» **Excerpted records**:

-.-.-

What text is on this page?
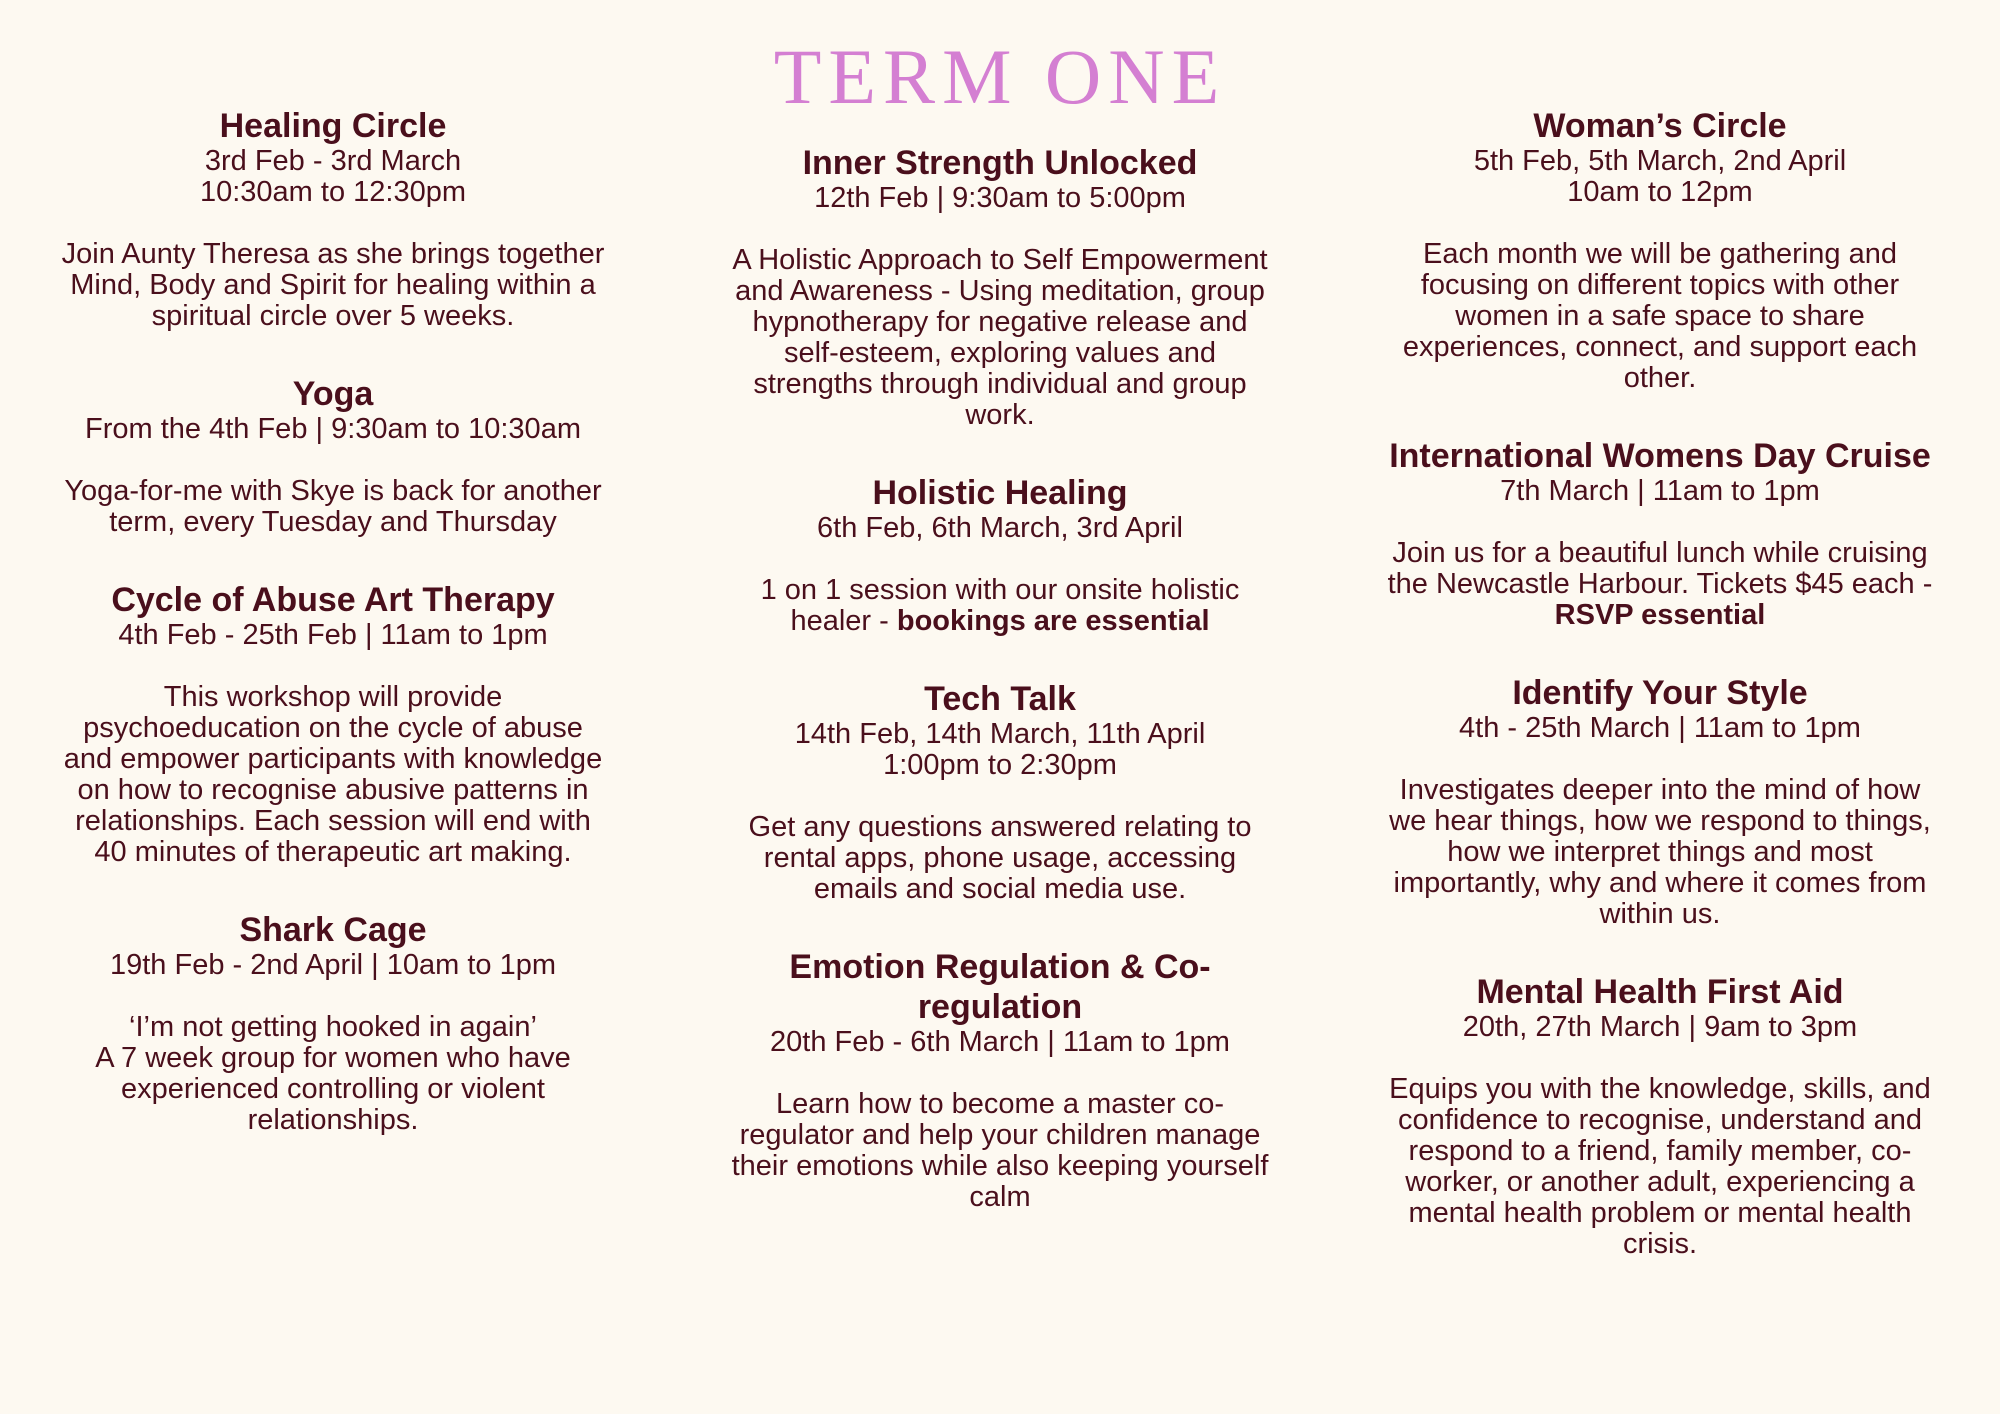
TERM ONE
Healing Circle
3rd Feb - 3rd March
10:30am to 12:30pm
Join Aunty Theresa as she brings together Mind, Body and Spirit for healing within a spiritual circle over 5 weeks.
Yoga
From the 4th Feb | 9:30am to 10:30am
Yoga-for-me with Skye is back for another term, every Tuesday and Thursday
Cycle of Abuse Art Therapy
4th Feb - 25th Feb | 11am to 1pm
This workshop will provide psychoeducation on the cycle of abuse and empower participants with knowledge on how to recognise abusive patterns in relationships. Each session will end with 40 minutes of therapeutic art making.
Shark Cage
19th Feb - 2nd April | 10am to 1pm
‘I’m not getting hooked in again’
A 7 week group for women who have experienced controlling or violent relationships.
Inner Strength Unlocked
12th Feb | 9:30am to 5:00pm
A Holistic Approach to Self Empowerment and Awareness - Using meditation, group hypnotherapy for negative release and self-esteem, exploring values and strengths through individual and group work.
Holistic Healing
6th Feb, 6th March, 3rd April
1 on 1 session with our onsite holistic healer - bookings are essential
Tech Talk
14th Feb, 14th March, 11th April
1:00pm to 2:30pm
Get any questions answered relating to rental apps, phone usage, accessing emails and social media use.
Emotion Regulation & Co-regulation
20th Feb - 6th March | 11am to 1pm
Learn how to become a master co-regulator and help your children manage their emotions while also keeping yourself calm
Woman’s Circle
5th Feb, 5th March, 2nd April
10am to 12pm
Each month we will be gathering and focusing on different topics with other women in a safe space to share experiences, connect, and support each other.
International Womens Day Cruise
7th March | 11am to 1pm
Join us for a beautiful lunch while cruising the Newcastle Harbour. Tickets $45 each - RSVP essential
Identify Your Style
4th - 25th March | 11am to 1pm
Investigates deeper into the mind of how we hear things, how we respond to things, how we interpret things and most importantly, why and where it comes from within us.
Mental Health First Aid
20th, 27th March | 9am to 3pm
Equips you with the knowledge, skills, and confidence to recognise, understand and respond to a friend, family member, co-worker, or another adult, experiencing a mental health problem or mental health crisis.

-.-.-

» **Problem to work on**: Verbatim reproduction of every record is required; images are left out.

» **The reply**:
What text is on this page?
TERM ONE
Healing Circle
3rd Feb - 3rd March
10:30am to 12:30pm
Join Aunty Theresa as she brings together Mind, Body and Spirit for healing within a spiritual circle over 5 weeks.
Yoga
From the 4th Feb | 9:30am to 10:30am
Yoga-for-me with Skye is back for another term, every Tuesday and Thursday
Cycle of Abuse Art Therapy
4th Feb - 25th Feb | 11am to 1pm
This workshop will provide psychoeducation on the cycle of abuse and empower participants with knowledge on how to recognise abusive patterns in relationships. Each session will end with 40 minutes of therapeutic art making.
Shark Cage
19th Feb - 2nd April | 10am to 1pm
‘I’m not getting hooked in again’
A 7 week group for women who have experienced controlling or violent relationships.
Inner Strength Unlocked
12th Feb | 9:30am to 5:00pm
A Holistic Approach to Self Empowerment and Awareness - Using meditation, group hypnotherapy for negative release and self-esteem, exploring values and strengths through individual and group work.
Holistic Healing
6th Feb, 6th March, 3rd April
1 on 1 session with our onsite holistic healer - bookings are essential
Tech Talk
14th Feb, 14th March, 11th April
1:00pm to 2:30pm
Get any questions answered relating to rental apps, phone usage, accessing emails and social media use.
Emotion Regulation & Co-regulation
20th Feb - 6th March | 11am to 1pm
Learn how to become a master co-regulator and help your children manage their emotions while also keeping yourself calm
Woman’s Circle
5th Feb, 5th March, 2nd April
10am to 12pm
Each month we will be gathering and focusing on different topics with other women in a safe space to share experiences, connect, and support each other.
International Womens Day Cruise
7th March | 11am to 1pm
Join us for a beautiful lunch while cruising the Newcastle Harbour. Tickets $45 each - RSVP essential
Identify Your Style
4th - 25th March | 11am to 1pm
Investigates deeper into the mind of how we hear things, how we respond to things, how we interpret things and most importantly, why and where it comes from within us.
Mental Health First Aid
20th, 27th March | 9am to 3pm
Equips you with the knowledge, skills, and confidence to recognise, understand and respond to a friend, family member, co-worker, or another adult, experiencing a mental health problem or mental health crisis.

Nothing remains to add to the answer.